- Задача a -
В каком году в Париже вышла графическая серия «Театральное искусство», о которой говорится в отрывке о пошуаре?

Имеются и случаи, когда пошуар выступал соло – то есть исключительно в технике пошуара, без всяких контуров цинком, исполнялись отдельные произведения или же сюиты. В данном контексте прежде всего нужно сказать о французских работах Натальи Гончаровой и Михаила Ларионова. В 1919 году в Париже вышла их графическая серия «Театральное искусство», где иллюстрации были исполнены пошуарами; в 1920‐х годах Наталья Гончарова осуществляет подготовку сюит пошуаров «Литургия», «14 театральных портретов», Михаил Ларионов – «Путешествие по Турции». Собственно, именно этим художникам пошуар обязан возведением в разряд изобразительного искусства.
Однако в издательской практике век пошуара был недолог: распространение и удешевление качественной многокрасочной печати постепенно вытеснило пошуар из арсенала типографий, а многочисленные трудности в изготовлении форм и все более возрастающая стоимость изготовления пошуаров – привели к тому, что и художники предпочли цветную литографию для цветных эстампов.

- Задача b -
Выпишите строки листинга от строки с «26, 235, 52]» до последней строки листинга включительно, подставив «Essential» вместо «Critical» и ничего больше не меняя.

- Исходный листинг -
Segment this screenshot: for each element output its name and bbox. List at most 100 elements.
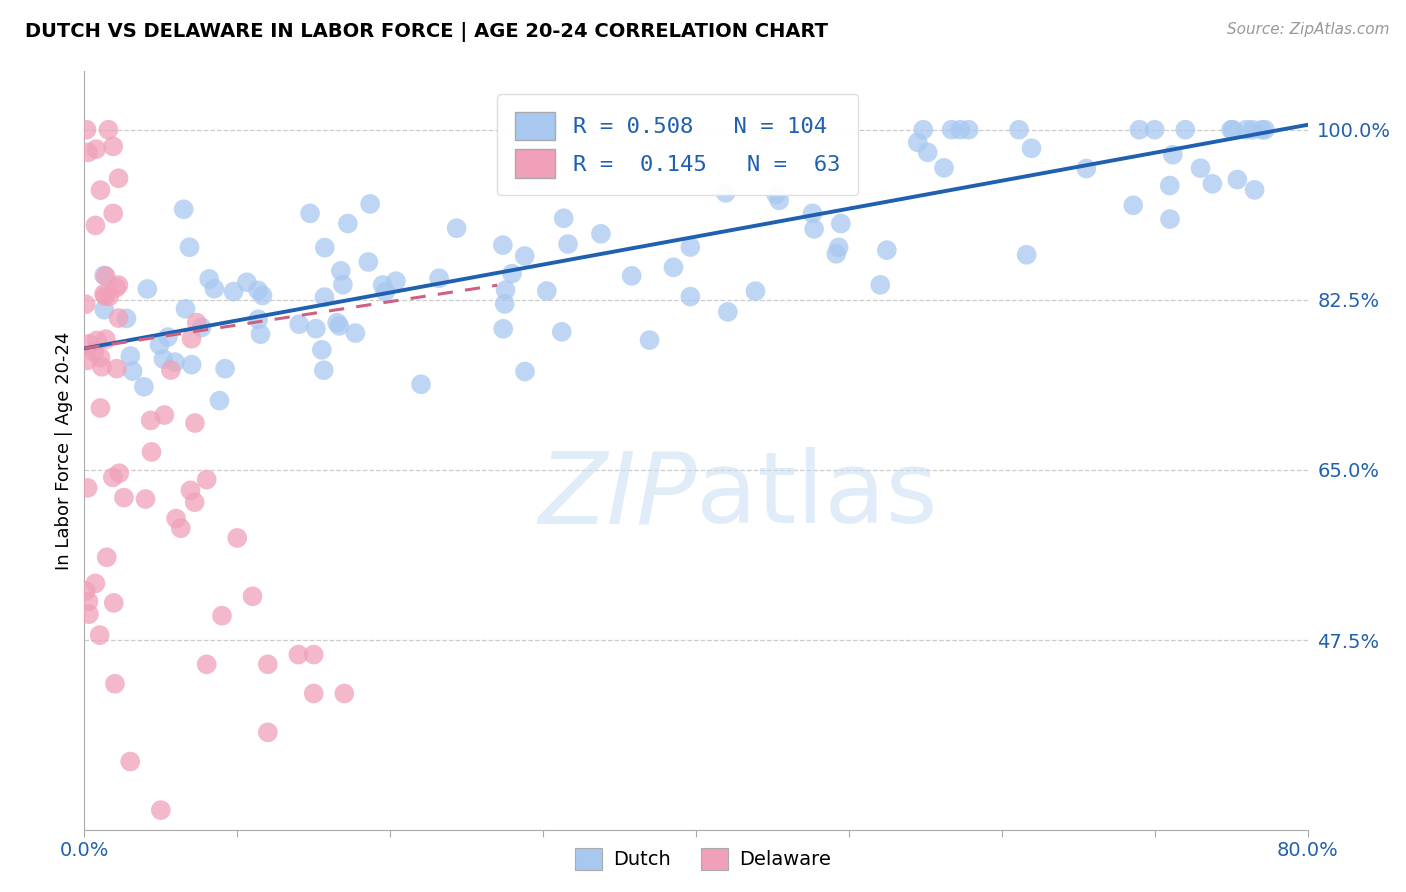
- Point: [329, 264, 352, 278]
- Point: [1254, 122, 1277, 136]
- Point: [190, 320, 212, 334]
- Point: [75, 583, 97, 598]
- Point: [120, 755, 142, 769]
- Point: [717, 305, 740, 319]
- Point: [801, 206, 824, 220]
- Point: [165, 355, 187, 369]
- Point: [156, 330, 179, 344]
- Point: [1241, 122, 1264, 136]
- Point: [115, 311, 138, 326]
- Point: [949, 122, 972, 136]
- Point: [744, 284, 766, 298]
- Point: [132, 380, 155, 394]
- Point: [77, 594, 100, 608]
- Point: [803, 222, 825, 236]
- Point: [152, 352, 174, 367]
- Point: [97, 122, 120, 136]
- Point: [1243, 183, 1265, 197]
- Point: [89, 628, 111, 642]
- Point: [638, 333, 661, 347]
- Point: [374, 285, 396, 299]
- Point: [89, 183, 111, 197]
- Point: [494, 297, 516, 311]
- Point: [77, 145, 100, 160]
- Point: [226, 531, 249, 545]
- Point: [311, 343, 333, 357]
- Point: [139, 413, 162, 427]
- Point: [446, 221, 468, 235]
- Point: [553, 211, 575, 226]
- Point: [211, 608, 233, 623]
- Point: [103, 206, 125, 220]
- Point: [714, 186, 737, 200]
- Point: [513, 249, 536, 263]
- Point: [589, 227, 612, 241]
- Point: [94, 268, 117, 283]
- Point: [84, 219, 107, 233]
- Point: [357, 255, 380, 269]
- Point: [76, 122, 98, 136]
- Legend: R = 0.508   N = 104, R =  0.145   N =  63: R = 0.508 N = 104, R = 0.145 N = 63: [498, 94, 858, 195]
- Point: [93, 268, 115, 283]
- Point: [302, 648, 325, 662]
- Point: [195, 657, 218, 672]
- Point: [876, 243, 898, 257]
- Point: [77, 607, 100, 622]
- Point: [76, 353, 98, 368]
- Point: [149, 803, 172, 817]
- Point: [513, 365, 536, 379]
- Point: [957, 122, 980, 136]
- Point: [1159, 212, 1181, 227]
- Point: [1201, 177, 1223, 191]
- Point: [257, 725, 280, 739]
- Point: [179, 483, 201, 498]
- Point: [332, 277, 354, 292]
- Point: [195, 473, 218, 487]
- Point: [679, 290, 702, 304]
- Point: [1236, 122, 1258, 136]
- Point: [112, 491, 135, 505]
- Point: [101, 470, 124, 484]
- Point: [249, 327, 271, 342]
- Point: [907, 136, 929, 150]
- Point: [1128, 122, 1150, 136]
- Point: [75, 297, 97, 311]
- Point: [236, 275, 259, 289]
- Point: [107, 278, 129, 293]
- Point: [328, 318, 350, 333]
- Point: [121, 364, 143, 378]
- Point: [183, 495, 205, 509]
- Point: [101, 139, 124, 153]
- Point: [302, 686, 325, 700]
- Point: [208, 393, 231, 408]
- Point: [108, 467, 131, 481]
- Point: [1161, 147, 1184, 161]
- Point: [173, 202, 195, 217]
- Point: [427, 271, 450, 285]
- Point: [257, 657, 280, 672]
- Point: [96, 550, 118, 565]
- Point: [170, 521, 193, 535]
- Point: [90, 351, 112, 365]
- Point: [492, 322, 515, 336]
- Point: [98, 289, 121, 303]
- Point: [153, 408, 176, 422]
- Point: [184, 416, 207, 430]
- Point: [1159, 178, 1181, 193]
- Point: [1226, 172, 1249, 186]
- Point: [105, 280, 128, 294]
- Point: [107, 171, 129, 186]
- Point: [1250, 122, 1272, 136]
- Point: [105, 361, 128, 376]
- Point: [288, 317, 311, 331]
- Point: [179, 240, 201, 254]
- Point: [287, 648, 309, 662]
- Point: [94, 289, 117, 303]
- Point: [136, 282, 159, 296]
- Point: [827, 240, 849, 254]
- Point: [1021, 141, 1043, 155]
- Point: [326, 316, 349, 330]
- Point: [180, 358, 202, 372]
- Point: [941, 122, 963, 136]
- Text: ZIP: ZIP: [537, 448, 696, 544]
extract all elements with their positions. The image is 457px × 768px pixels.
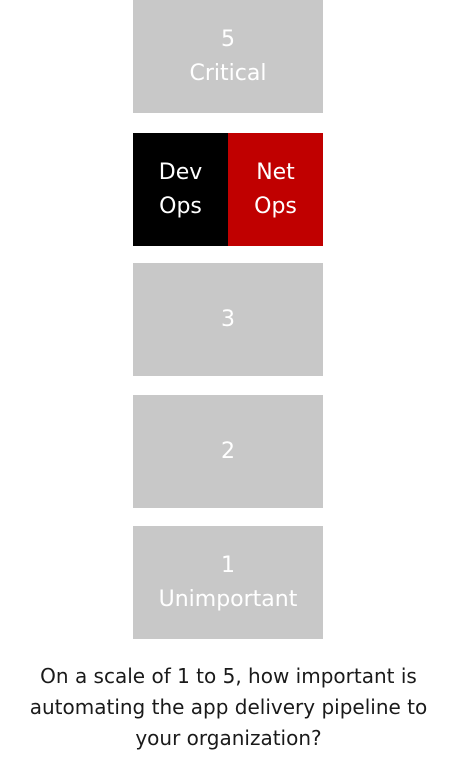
level-5-number: 5	[221, 26, 235, 52]
netops-line-2: Ops	[254, 193, 297, 219]
netops-segment: Net Ops	[228, 133, 323, 246]
question-line-1: On a scale of 1 to 5, how important is	[40, 664, 417, 688]
scale-level-5-box: 5 Critical	[133, 0, 323, 113]
level-5-label: Critical	[189, 60, 267, 86]
question-line-3: your organization?	[135, 726, 322, 750]
devops-segment: Dev Ops	[133, 133, 228, 246]
scale-level-2-box: 2	[133, 395, 323, 508]
survey-question: On a scale of 1 to 5, how important is a…	[0, 661, 457, 754]
scale-level-4-box: Dev Ops Net Ops	[133, 133, 323, 246]
level-2-number: 2	[221, 438, 235, 464]
scale-level-3-box: 3	[133, 263, 323, 376]
level-1-label: Unimportant	[158, 586, 298, 612]
devops-line-1: Dev	[158, 159, 203, 185]
level-3-number: 3	[221, 306, 235, 332]
devops-line-2: Ops	[159, 193, 202, 219]
level-1-number: 1	[221, 552, 235, 578]
question-line-2: automating the app delivery pipeline to	[29, 695, 428, 719]
scale-level-1-box: 1 Unimportant	[133, 526, 323, 639]
netops-line-1: Net	[256, 159, 295, 185]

- Полный ответ a -
В 1919 году.

- Полный ответ b -
level-5-number: 5	[221, 26, 235, 52]
netops-line-2: Ops	[254, 193, 297, 219]
netops-segment: Net Ops	[228, 133, 323, 246]
question-line-1: On a scale of 1 to 5, how important is	[40, 664, 417, 688]
scale-level-5-box: 5 Essential	[133, 0, 323, 113]
level-5-label: Essential	[189, 60, 267, 86]
question-line-3: your organization?	[135, 726, 322, 750]
devops-segment: Dev Ops	[133, 133, 228, 246]
scale-level-2-box: 2	[133, 395, 323, 508]
survey-question: On a scale of 1 to 5, how important is a…	[0, 661, 457, 754]
scale-level-4-box: Dev Ops Net Ops	[133, 133, 323, 246]
level-2-number: 2	[221, 438, 235, 464]
scale-level-3-box: 3	[133, 263, 323, 376]
level-1-label: Unimportant	[158, 586, 298, 612]
devops-line-1: Dev	[158, 159, 203, 185]
level-3-number: 3	[221, 306, 235, 332]
devops-line-2: Ops	[159, 193, 202, 219]
level-1-number: 1	[221, 552, 235, 578]
question-line-2: automating the app delivery pipeline to	[29, 695, 428, 719]
scale-level-1-box: 1 Unimportant	[133, 526, 323, 639]
netops-line-1: Net	[256, 159, 295, 185]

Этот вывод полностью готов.